• Required work
Extract from the listing each line in which the word "Salary" appears.

··· Source material ···

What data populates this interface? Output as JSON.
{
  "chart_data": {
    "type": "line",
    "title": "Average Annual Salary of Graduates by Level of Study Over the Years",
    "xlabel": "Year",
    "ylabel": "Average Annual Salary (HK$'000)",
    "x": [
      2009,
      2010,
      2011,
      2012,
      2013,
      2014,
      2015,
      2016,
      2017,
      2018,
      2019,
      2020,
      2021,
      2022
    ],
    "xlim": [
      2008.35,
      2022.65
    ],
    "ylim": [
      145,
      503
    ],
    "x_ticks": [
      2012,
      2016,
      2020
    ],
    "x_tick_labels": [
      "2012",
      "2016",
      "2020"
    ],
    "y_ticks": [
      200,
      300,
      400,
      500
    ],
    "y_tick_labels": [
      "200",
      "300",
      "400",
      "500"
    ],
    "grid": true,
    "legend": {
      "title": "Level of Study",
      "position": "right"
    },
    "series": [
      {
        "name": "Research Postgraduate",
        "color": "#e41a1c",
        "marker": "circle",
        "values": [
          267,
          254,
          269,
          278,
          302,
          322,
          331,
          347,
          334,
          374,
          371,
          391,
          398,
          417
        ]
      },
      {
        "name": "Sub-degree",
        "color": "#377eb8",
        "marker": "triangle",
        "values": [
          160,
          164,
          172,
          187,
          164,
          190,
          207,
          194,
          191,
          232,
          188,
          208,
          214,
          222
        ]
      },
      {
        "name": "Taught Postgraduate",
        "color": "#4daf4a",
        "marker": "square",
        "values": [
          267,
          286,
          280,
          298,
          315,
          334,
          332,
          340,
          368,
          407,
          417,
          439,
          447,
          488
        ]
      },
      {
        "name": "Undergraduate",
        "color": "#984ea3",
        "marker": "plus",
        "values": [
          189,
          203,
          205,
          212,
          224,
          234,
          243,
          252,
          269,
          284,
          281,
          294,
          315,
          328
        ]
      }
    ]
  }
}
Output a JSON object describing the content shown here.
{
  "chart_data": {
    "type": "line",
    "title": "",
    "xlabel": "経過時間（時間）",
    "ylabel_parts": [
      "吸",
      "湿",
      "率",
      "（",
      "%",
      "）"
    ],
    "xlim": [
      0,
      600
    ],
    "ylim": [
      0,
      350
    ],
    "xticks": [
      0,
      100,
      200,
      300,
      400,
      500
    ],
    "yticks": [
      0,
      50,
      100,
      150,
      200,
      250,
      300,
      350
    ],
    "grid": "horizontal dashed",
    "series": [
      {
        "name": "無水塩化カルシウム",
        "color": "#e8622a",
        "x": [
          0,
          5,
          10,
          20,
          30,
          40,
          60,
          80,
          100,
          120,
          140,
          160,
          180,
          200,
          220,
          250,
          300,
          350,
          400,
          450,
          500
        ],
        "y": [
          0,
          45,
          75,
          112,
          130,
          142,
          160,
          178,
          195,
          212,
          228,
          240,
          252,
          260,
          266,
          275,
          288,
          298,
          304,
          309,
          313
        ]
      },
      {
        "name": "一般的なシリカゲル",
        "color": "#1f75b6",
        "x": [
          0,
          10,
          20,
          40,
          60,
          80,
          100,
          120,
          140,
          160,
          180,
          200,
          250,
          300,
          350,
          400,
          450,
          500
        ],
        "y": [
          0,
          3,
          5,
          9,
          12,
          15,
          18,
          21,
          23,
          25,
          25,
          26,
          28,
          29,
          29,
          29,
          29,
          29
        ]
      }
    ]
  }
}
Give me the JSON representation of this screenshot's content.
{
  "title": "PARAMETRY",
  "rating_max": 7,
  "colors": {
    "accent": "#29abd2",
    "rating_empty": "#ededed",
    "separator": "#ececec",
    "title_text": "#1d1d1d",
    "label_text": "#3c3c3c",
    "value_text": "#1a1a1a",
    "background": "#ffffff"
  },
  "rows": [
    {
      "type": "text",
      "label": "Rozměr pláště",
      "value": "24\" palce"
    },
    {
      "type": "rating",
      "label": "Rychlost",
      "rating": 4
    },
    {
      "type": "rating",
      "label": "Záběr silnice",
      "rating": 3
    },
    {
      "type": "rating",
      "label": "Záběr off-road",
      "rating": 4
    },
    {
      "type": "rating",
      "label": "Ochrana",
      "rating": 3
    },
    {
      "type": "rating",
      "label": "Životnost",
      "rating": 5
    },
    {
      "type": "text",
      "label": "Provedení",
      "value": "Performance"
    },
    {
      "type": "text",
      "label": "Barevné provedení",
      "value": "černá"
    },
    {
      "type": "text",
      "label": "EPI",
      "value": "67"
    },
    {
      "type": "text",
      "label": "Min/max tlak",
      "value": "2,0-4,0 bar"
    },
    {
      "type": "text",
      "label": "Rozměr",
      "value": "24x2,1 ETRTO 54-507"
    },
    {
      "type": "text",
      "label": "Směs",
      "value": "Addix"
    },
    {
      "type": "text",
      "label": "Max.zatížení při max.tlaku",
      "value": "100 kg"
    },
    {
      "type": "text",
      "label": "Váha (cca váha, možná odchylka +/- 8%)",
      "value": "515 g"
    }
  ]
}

···

• Exercise answer
    "title": "Average Annual Salary of Graduates by Level of Study Over the Years",
    "ylabel": "Average Annual Salary (HK$'000)",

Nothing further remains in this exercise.